=== WORK INSTRUCTIONS ===
Locate every line in the listing below that contains the word "Text", and copy each of those lines.

=== AVAILABLE RECORDS ===
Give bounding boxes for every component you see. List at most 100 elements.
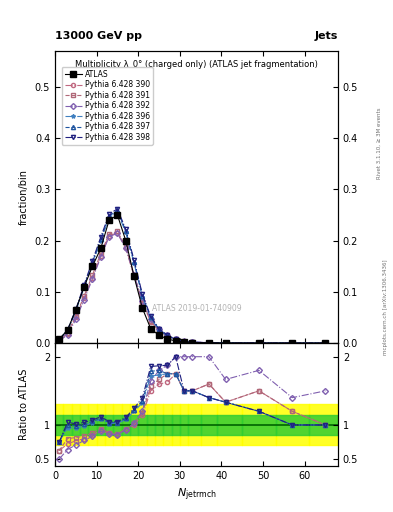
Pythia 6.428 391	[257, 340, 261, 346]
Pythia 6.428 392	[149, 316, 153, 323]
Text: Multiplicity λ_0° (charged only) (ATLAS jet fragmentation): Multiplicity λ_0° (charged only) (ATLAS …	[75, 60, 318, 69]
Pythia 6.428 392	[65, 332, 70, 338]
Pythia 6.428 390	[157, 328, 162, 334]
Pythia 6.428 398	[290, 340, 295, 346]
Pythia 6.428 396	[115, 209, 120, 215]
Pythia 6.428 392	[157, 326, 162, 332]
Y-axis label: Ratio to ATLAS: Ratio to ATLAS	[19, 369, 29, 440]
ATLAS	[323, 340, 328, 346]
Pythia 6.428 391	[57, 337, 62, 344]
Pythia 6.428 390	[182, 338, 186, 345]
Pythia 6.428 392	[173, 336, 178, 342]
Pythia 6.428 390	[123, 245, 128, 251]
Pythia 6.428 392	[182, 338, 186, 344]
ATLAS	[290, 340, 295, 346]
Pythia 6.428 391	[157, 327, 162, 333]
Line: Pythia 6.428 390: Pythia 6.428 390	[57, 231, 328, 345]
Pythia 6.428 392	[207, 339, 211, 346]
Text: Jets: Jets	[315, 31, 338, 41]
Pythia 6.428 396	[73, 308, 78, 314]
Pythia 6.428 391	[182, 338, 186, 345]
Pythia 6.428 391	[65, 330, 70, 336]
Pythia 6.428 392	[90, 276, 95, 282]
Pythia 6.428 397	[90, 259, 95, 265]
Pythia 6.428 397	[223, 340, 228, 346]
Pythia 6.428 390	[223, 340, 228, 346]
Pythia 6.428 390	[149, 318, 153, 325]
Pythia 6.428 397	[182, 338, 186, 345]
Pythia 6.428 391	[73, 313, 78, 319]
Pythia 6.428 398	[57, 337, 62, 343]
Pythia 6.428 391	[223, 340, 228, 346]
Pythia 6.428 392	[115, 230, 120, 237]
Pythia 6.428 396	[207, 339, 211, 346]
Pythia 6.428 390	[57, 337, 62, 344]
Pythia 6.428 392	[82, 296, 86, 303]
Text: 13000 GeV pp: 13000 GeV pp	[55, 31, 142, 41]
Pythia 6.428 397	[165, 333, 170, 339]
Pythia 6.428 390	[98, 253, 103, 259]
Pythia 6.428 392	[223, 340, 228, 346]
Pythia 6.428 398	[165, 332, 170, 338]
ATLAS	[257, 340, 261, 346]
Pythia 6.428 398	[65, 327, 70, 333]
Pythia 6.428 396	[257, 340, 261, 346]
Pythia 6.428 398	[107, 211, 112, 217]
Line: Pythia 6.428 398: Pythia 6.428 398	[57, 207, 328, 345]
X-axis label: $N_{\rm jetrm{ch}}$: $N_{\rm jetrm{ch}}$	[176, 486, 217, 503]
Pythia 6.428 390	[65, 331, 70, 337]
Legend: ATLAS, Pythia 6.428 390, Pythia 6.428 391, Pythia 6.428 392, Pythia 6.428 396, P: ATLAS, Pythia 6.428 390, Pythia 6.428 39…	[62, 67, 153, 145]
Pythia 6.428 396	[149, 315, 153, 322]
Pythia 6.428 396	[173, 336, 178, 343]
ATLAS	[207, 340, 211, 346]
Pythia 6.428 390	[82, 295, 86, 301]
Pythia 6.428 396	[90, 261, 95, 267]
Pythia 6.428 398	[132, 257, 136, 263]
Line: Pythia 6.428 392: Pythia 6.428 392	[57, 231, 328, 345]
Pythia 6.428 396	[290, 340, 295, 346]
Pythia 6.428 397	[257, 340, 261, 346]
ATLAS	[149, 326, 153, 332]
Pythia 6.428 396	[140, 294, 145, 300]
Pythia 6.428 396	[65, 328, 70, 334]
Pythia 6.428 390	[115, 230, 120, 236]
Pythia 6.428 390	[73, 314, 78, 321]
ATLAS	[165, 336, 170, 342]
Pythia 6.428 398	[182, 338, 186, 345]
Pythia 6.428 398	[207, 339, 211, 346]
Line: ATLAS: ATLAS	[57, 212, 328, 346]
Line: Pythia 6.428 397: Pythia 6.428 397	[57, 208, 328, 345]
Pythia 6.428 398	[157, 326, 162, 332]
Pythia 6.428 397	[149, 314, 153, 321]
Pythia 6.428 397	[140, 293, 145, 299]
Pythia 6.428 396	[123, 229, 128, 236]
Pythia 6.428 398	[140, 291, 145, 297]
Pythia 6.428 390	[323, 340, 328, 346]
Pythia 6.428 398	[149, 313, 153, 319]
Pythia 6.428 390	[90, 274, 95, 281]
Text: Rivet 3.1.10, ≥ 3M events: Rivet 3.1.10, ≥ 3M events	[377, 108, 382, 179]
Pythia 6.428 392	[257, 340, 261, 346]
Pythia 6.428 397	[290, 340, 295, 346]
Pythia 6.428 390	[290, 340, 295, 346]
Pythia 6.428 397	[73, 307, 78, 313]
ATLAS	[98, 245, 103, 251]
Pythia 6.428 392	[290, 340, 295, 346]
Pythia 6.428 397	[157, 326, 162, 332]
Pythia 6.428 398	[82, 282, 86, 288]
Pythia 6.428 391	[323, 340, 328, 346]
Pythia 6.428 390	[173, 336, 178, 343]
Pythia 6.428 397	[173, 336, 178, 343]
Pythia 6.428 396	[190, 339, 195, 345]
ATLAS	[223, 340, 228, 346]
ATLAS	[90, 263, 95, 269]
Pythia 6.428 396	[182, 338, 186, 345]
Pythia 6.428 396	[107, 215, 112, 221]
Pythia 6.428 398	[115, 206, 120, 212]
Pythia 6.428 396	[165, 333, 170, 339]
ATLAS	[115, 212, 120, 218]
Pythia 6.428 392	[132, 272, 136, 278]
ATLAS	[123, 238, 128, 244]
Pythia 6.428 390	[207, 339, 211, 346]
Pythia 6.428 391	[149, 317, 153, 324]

=== RESPONSE TO THIS TASK ===
Text: Multiplicity λ_0° (charged only) (ATLAS jet fragmentation): Multiplicity λ_0° (charged only) (ATLAS …	[75, 60, 318, 69]
Text: Jets: Jets	[315, 31, 338, 41]
Text: 13000 GeV pp: 13000 GeV pp	[55, 31, 142, 41]
Text: Rivet 3.1.10, ≥ 3M events: Rivet 3.1.10, ≥ 3M events	[377, 108, 382, 179]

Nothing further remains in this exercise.